/---

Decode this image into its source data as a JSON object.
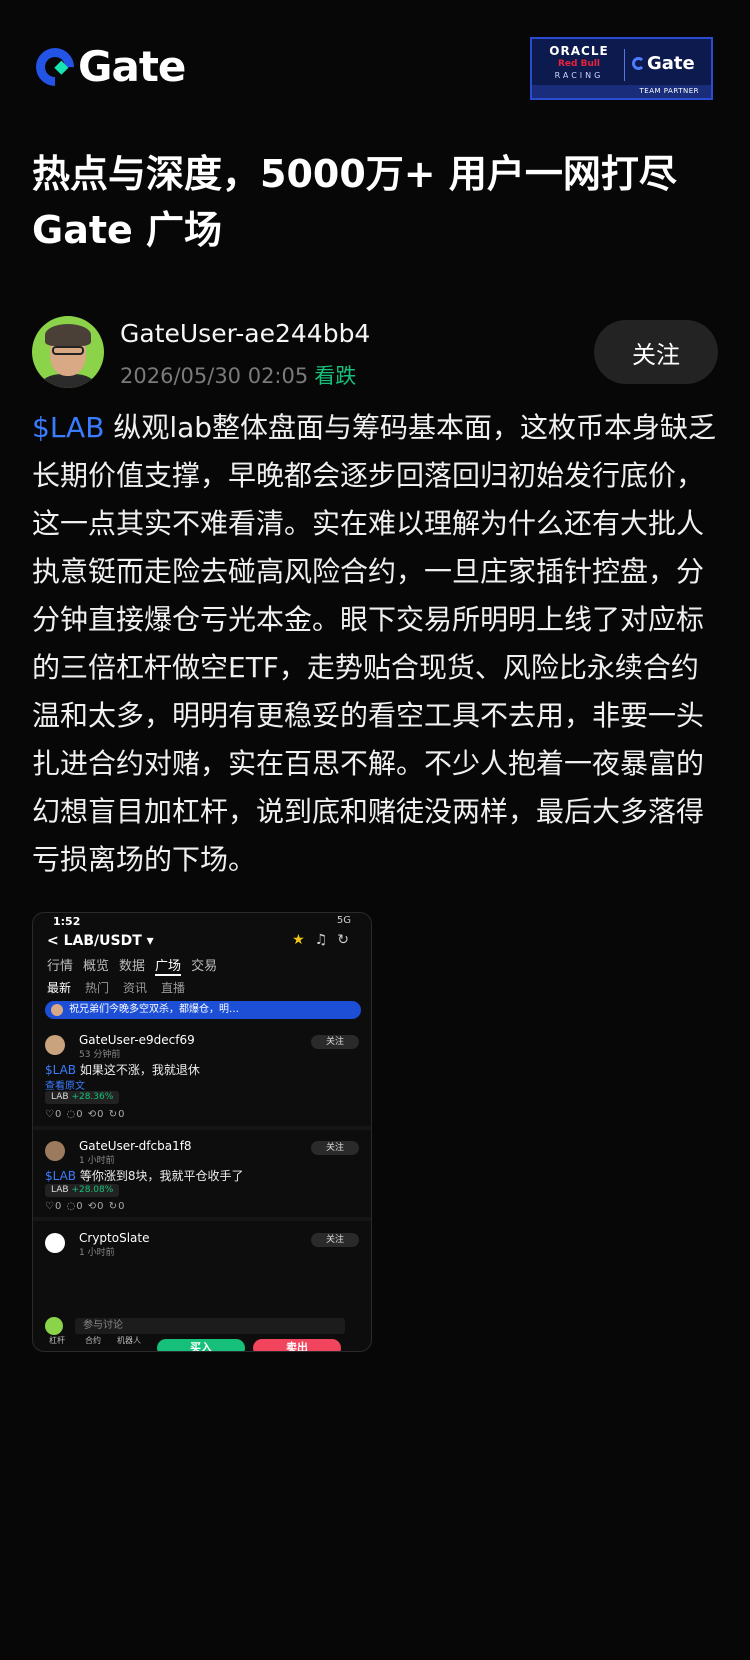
{
  "header": {
    "logo_text": "Gate",
    "partner": {
      "oracle": "ORACLE",
      "redbull": "Red Bull",
      "racing": "RACING",
      "gate": "Gate",
      "footer": "TEAM PARTNER"
    }
  },
  "headline": "热点与深度，5000万+ 用户一网打尽 Gate 广场",
  "post": {
    "author": "GateUser-ae244bb4",
    "timestamp": "2026/05/30 02:05",
    "sentiment": "看跌",
    "follow_label": "关注",
    "tag": "$LAB",
    "body": " 纵观lab整体盘面与筹码基本面，这枚币本身缺乏长期价值支撑，早晚都会逐步回落回归初始发行底价，这一点其实不难看清。实在难以理解为什么还有大批人执意铤而走险去碰高风险合约，一旦庄家插针控盘，分分钟直接爆仓亏光本金。眼下交易所明明上线了对应标的三倍杠杆做空ETF，走势贴合现货、风险比永续合约温和太多，明明有更稳妥的看空工具不去用，非要一头扎进合约对赌，实在百思不解。不少人抱着一夜暴富的幻想盲目加杠杆，说到底和赌徒没两样，最后大多落得亏损离场的下场。"
  },
  "screenshot": {
    "time": "1:52",
    "status": "5G",
    "pair": "LAB/USDT ▾",
    "tabs": [
      "行情",
      "概览",
      "数据",
      "广场",
      "交易"
    ],
    "subtabs": [
      "最新",
      "热门",
      "资讯",
      "直播"
    ],
    "banner": "祝兄弟们今晚多空双杀，都爆仓，明…",
    "posts": [
      {
        "user": "GateUser-e9decf69",
        "sub": "53 分钟前",
        "tag": "$LAB",
        "text": " 如果这不涨，我就退休",
        "more": "查看原文",
        "chip_label": "LAB",
        "chip_change": "+28.36%",
        "actions": "♡0   ◌0   ⟲0   ↻0",
        "follow": "关注"
      },
      {
        "user": "GateUser-dfcba1f8",
        "sub": "1 小时前",
        "tag": "$LAB",
        "text": " 等你涨到8块，我就平仓收手了",
        "chip_label": "LAB",
        "chip_change": "+28.08%",
        "actions": "♡0   ◌0   ⟲0   ↻0",
        "follow": "关注"
      },
      {
        "user": "CryptoSlate",
        "sub": "1 小时前",
        "follow": "关注"
      }
    ],
    "input_placeholder": "参与讨论",
    "bottom": [
      "杠杆",
      "合约",
      "机器人"
    ],
    "buy": "买入",
    "sell": "卖出"
  }
}
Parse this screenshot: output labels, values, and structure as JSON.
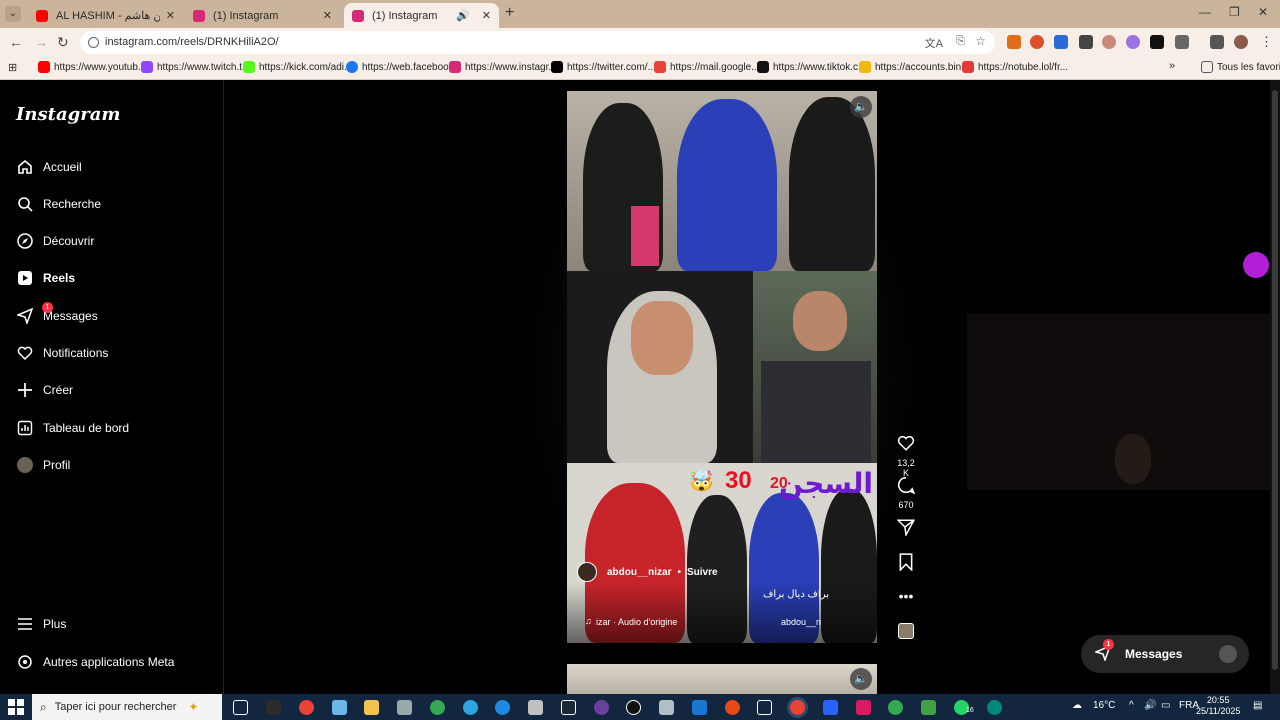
{
  "browser": {
    "tabs": [
      {
        "label": "AL HASHIM - حسين هاشم - YouT",
        "fav_color": "#ff0000"
      },
      {
        "label": "(1) Instagram",
        "fav_color": "#d62976"
      },
      {
        "label": "(1) Instagram",
        "fav_color": "#d62976"
      }
    ],
    "url": "instagram.com/reels/DRNKHiliA2O/",
    "bookmarks": [
      {
        "label": "https://www.youtub...",
        "color": "#ff0000"
      },
      {
        "label": "https://www.twitch.t...",
        "color": "#9146ff"
      },
      {
        "label": "https://kick.com/adi...",
        "color": "#53fc18"
      },
      {
        "label": "https://web.faceboo...",
        "color": "#1877f2"
      },
      {
        "label": "https://www.instagr...",
        "color": "#d62976"
      },
      {
        "label": "https://twitter.com/...",
        "color": "#000000"
      },
      {
        "label": "https://mail.google...",
        "color": "#ea4335"
      },
      {
        "label": "https://www.tiktok.c...",
        "color": "#111111"
      },
      {
        "label": "https://accounts.bin...",
        "color": "#f0b90b"
      },
      {
        "label": "https://notube.lol/fr...",
        "color": "#e53935"
      }
    ],
    "all_bookmarks": "Tous les favoris"
  },
  "instagram": {
    "logo": "Instagram",
    "nav": [
      {
        "label": "Accueil",
        "icon": "home-icon"
      },
      {
        "label": "Recherche",
        "icon": "search-icon"
      },
      {
        "label": "Découvrir",
        "icon": "compass-icon"
      },
      {
        "label": "Reels",
        "icon": "reels-icon",
        "active": true
      },
      {
        "label": "Messages",
        "icon": "messenger-icon",
        "badge": "1"
      },
      {
        "label": "Notifications",
        "icon": "heart-icon"
      },
      {
        "label": "Créer",
        "icon": "plus-icon"
      },
      {
        "label": "Tableau de bord",
        "icon": "chart-icon"
      },
      {
        "label": "Profil",
        "icon": "avatar"
      }
    ],
    "more": "Plus",
    "meta_apps": "Autres applications Meta",
    "reel": {
      "username": "abdou__nizar",
      "follow": "Suivre",
      "caption": "براف ديال براف",
      "audio": "izar · Audio d'origine",
      "audio_right": "abdou__n",
      "overlay_title": "السجن",
      "overlay_num_big": "30",
      "overlay_num_small": "20",
      "emoji": "🤯",
      "likes": "13,2 K",
      "comments": "670"
    },
    "messages_pill": {
      "label": "Messages",
      "badge": "1"
    }
  },
  "taskbar": {
    "search_placeholder": "Taper ici pour rechercher",
    "weather": "16°C",
    "lang": "FRA",
    "time": "20:55",
    "date": "25/11/2025",
    "notif_count": "16"
  }
}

\---

WHAT THIS TASK INVOLVES = Make an exact copy of the records above, with the pictures left out.

ANSWER =
Decode this image into its source data as a JSON object.
{
  "header": {
    "logo_text": "Gate",
    "partner": {
      "oracle": "ORACLE",
      "redbull": "Red Bull",
      "racing": "RACING",
      "gate": "Gate",
      "footer": "TEAM PARTNER"
    }
  },
  "headline": "热点与深度，5000万+ 用户一网打尽 Gate 广场",
  "post": {
    "author": "GateUser-ae244bb4",
    "timestamp": "2026/05/30 02:05",
    "sentiment": "看跌",
    "follow_label": "关注",
    "tag": "$LAB",
    "body": " 纵观lab整体盘面与筹码基本面，这枚币本身缺乏长期价值支撑，早晚都会逐步回落回归初始发行底价，这一点其实不难看清。实在难以理解为什么还有大批人执意铤而走险去碰高风险合约，一旦庄家插针控盘，分分钟直接爆仓亏光本金。眼下交易所明明上线了对应标的三倍杠杆做空ETF，走势贴合现货、风险比永续合约温和太多，明明有更稳妥的看空工具不去用，非要一头扎进合约对赌，实在百思不解。不少人抱着一夜暴富的幻想盲目加杠杆，说到底和赌徒没两样，最后大多落得亏损离场的下场。"
  },
  "screenshot": {
    "time": "1:52",
    "status": "5G",
    "pair": "LAB/USDT ▾",
    "tabs": [
      "行情",
      "概览",
      "数据",
      "广场",
      "交易"
    ],
    "subtabs": [
      "最新",
      "热门",
      "资讯",
      "直播"
    ],
    "banner": "祝兄弟们今晚多空双杀，都爆仓，明…",
    "posts": [
      {
        "user": "GateUser-e9decf69",
        "sub": "53 分钟前",
        "tag": "$LAB",
        "text": " 如果这不涨，我就退休",
        "more": "查看原文",
        "chip_label": "LAB",
        "chip_change": "+28.36%",
        "actions": "♡0   ◌0   ⟲0   ↻0",
        "follow": "关注"
      },
      {
        "user": "GateUser-dfcba1f8",
        "sub": "1 小时前",
        "tag": "$LAB",
        "text": " 等你涨到8块，我就平仓收手了",
        "chip_label": "LAB",
        "chip_change": "+28.08%",
        "actions": "♡0   ◌0   ⟲0   ↻0",
        "follow": "关注"
      },
      {
        "user": "CryptoSlate",
        "sub": "1 小时前",
        "follow": "关注"
      }
    ],
    "input_placeholder": "参与讨论",
    "bottom": [
      "杠杆",
      "合约",
      "机器人"
    ],
    "buy": "买入",
    "sell": "卖出"
  }
}
Parse this screenshot: output labels, values, and structure as JSON.
{
  "browser": {
    "tabs": [
      {
        "label": "AL HASHIM - حسين هاشم - YouT",
        "fav_color": "#ff0000"
      },
      {
        "label": "(1) Instagram",
        "fav_color": "#d62976"
      },
      {
        "label": "(1) Instagram",
        "fav_color": "#d62976"
      }
    ],
    "url": "instagram.com/reels/DRNKHiliA2O/",
    "bookmarks": [
      {
        "label": "https://www.youtub...",
        "color": "#ff0000"
      },
      {
        "label": "https://www.twitch.t...",
        "color": "#9146ff"
      },
      {
        "label": "https://kick.com/adi...",
        "color": "#53fc18"
      },
      {
        "label": "https://web.faceboo...",
        "color": "#1877f2"
      },
      {
        "label": "https://www.instagr...",
        "color": "#d62976"
      },
      {
        "label": "https://twitter.com/...",
        "color": "#000000"
      },
      {
        "label": "https://mail.google...",
        "color": "#ea4335"
      },
      {
        "label": "https://www.tiktok.c...",
        "color": "#111111"
      },
      {
        "label": "https://accounts.bin...",
        "color": "#f0b90b"
      },
      {
        "label": "https://notube.lol/fr...",
        "color": "#e53935"
      }
    ],
    "all_bookmarks": "Tous les favoris"
  },
  "instagram": {
    "logo": "Instagram",
    "nav": [
      {
        "label": "Accueil",
        "icon": "home-icon"
      },
      {
        "label": "Recherche",
        "icon": "search-icon"
      },
      {
        "label": "Découvrir",
        "icon": "compass-icon"
      },
      {
        "label": "Reels",
        "icon": "reels-icon",
        "active": true
      },
      {
        "label": "Messages",
        "icon": "messenger-icon",
        "badge": "1"
      },
      {
        "label": "Notifications",
        "icon": "heart-icon"
      },
      {
        "label": "Créer",
        "icon": "plus-icon"
      },
      {
        "label": "Tableau de bord",
        "icon": "chart-icon"
      },
      {
        "label": "Profil",
        "icon": "avatar"
      }
    ],
    "more": "Plus",
    "meta_apps": "Autres applications Meta",
    "reel": {
      "username": "abdou__nizar",
      "follow": "Suivre",
      "caption": "براف ديال براف",
      "audio": "izar · Audio d'origine",
      "audio_right": "abdou__n",
      "overlay_title": "السجن",
      "overlay_num_big": "30",
      "overlay_num_small": "20",
      "emoji": "🤯",
      "likes": "13,2 K",
      "comments": "670"
    },
    "messages_pill": {
      "label": "Messages",
      "badge": "1"
    }
  },
  "taskbar": {
    "search_placeholder": "Taper ici pour rechercher",
    "weather": "16°C",
    "lang": "FRA",
    "time": "20:55",
    "date": "25/11/2025",
    "notif_count": "16"
  }
}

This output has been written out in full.